# WHAT THE TASK ASKS
Restate the records in their entirety, word for word.

# RECORD EXCERPTS

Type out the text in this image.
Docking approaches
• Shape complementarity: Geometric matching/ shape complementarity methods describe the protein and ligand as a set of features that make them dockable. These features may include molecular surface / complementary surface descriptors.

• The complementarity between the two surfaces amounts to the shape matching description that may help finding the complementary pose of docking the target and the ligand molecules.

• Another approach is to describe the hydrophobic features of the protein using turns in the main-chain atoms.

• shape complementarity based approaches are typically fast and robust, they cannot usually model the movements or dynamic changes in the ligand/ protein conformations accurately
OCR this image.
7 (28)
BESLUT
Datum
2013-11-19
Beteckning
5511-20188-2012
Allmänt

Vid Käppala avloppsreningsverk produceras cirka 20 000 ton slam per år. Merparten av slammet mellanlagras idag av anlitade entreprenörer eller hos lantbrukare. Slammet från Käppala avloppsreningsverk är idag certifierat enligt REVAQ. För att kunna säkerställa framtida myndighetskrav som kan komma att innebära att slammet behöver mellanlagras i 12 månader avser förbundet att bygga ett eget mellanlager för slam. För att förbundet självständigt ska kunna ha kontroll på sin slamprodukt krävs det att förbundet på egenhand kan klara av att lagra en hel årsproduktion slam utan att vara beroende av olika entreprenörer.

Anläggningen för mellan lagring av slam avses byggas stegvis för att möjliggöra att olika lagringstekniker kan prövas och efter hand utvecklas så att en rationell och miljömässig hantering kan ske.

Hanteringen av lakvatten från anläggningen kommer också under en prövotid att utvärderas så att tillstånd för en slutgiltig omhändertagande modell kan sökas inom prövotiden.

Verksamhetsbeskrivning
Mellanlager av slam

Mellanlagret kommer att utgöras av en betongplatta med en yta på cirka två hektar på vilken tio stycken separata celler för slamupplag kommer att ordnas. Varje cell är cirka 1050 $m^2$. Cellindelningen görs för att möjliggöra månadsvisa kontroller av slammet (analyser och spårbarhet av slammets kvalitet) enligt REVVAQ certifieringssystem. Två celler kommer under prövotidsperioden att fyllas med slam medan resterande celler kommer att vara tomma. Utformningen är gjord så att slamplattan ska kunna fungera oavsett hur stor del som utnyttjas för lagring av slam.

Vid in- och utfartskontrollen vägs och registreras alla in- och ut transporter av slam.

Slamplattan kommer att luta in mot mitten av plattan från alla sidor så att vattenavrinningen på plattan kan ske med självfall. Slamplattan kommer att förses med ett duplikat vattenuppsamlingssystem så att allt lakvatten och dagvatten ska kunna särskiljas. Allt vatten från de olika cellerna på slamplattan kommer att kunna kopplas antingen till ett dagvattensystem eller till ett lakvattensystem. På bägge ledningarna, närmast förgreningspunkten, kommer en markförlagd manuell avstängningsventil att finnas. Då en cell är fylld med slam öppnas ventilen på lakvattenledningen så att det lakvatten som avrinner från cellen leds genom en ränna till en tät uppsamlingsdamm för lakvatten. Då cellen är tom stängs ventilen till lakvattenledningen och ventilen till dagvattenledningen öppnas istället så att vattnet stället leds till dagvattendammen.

# ANSWER SPACE
Type out the text in this image.
Docking approaches
• Shape complementarity: Geometric matching/ shape complementarity methods describe the protein and ligand as a set of features that make them dockable. These features may include molecular surface / complementary surface descriptors.

• The complementarity between the two surfaces amounts to the shape matching description that may help finding the complementary pose of docking the target and the ligand molecules.

• Another approach is to describe the hydrophobic features of the protein using turns in the main-chain atoms.

• shape complementarity based approaches are typically fast and robust, they cannot usually model the movements or dynamic changes in the ligand/ protein conformations accurately
OCR this image.
7 (28)
BESLUT
Datum
2013-11-19
Beteckning
5511-20188-2012
Allmänt

Vid Käppala avloppsreningsverk produceras cirka 20 000 ton slam per år. Merparten av slammet mellanlagras idag av anlitade entreprenörer eller hos lantbrukare. Slammet från Käppala avloppsreningsverk är idag certifierat enligt REVAQ. För att kunna säkerställa framtida myndighetskrav som kan komma att innebära att slammet behöver mellanlagras i 12 månader avser förbundet att bygga ett eget mellanlager för slam. För att förbundet självständigt ska kunna ha kontroll på sin slamprodukt krävs det att förbundet på egenhand kan klara av att lagra en hel årsproduktion slam utan att vara beroende av olika entreprenörer.

Anläggningen för mellan lagring av slam avses byggas stegvis för att möjliggöra att olika lagringstekniker kan prövas och efter hand utvecklas så att en rationell och miljömässig hantering kan ske.

Hanteringen av lakvatten från anläggningen kommer också under en prövotid att utvärderas så att tillstånd för en slutgiltig omhändertagande modell kan sökas inom prövotiden.

Verksamhetsbeskrivning
Mellanlager av slam

Mellanlagret kommer att utgöras av en betongplatta med en yta på cirka två hektar på vilken tio stycken separata celler för slamupplag kommer att ordnas. Varje cell är cirka 1050 $m^2$. Cellindelningen görs för att möjliggöra månadsvisa kontroller av slammet (analyser och spårbarhet av slammets kvalitet) enligt REVVAQ certifieringssystem. Två celler kommer under prövotidsperioden att fyllas med slam medan resterande celler kommer att vara tomma. Utformningen är gjord så att slamplattan ska kunna fungera oavsett hur stor del som utnyttjas för lagring av slam.

Vid in- och utfartskontrollen vägs och registreras alla in- och ut transporter av slam.

Slamplattan kommer att luta in mot mitten av plattan från alla sidor så att vattenavrinningen på plattan kan ske med självfall. Slamplattan kommer att förses med ett duplikat vattenuppsamlingssystem så att allt lakvatten och dagvatten ska kunna särskiljas. Allt vatten från de olika cellerna på slamplattan kommer att kunna kopplas antingen till ett dagvattensystem eller till ett lakvattensystem. På bägge ledningarna, närmast förgreningspunkten, kommer en markförlagd manuell avstängningsventil att finnas. Då en cell är fylld med slam öppnas ventilen på lakvattenledningen så att det lakvatten som avrinner från cellen leds genom en ränna till en tät uppsamlingsdamm för lakvatten. Då cellen är tom stängs ventilen till lakvattenledningen och ventilen till dagvattenledningen öppnas istället så att vattnet stället leds till dagvattendammen.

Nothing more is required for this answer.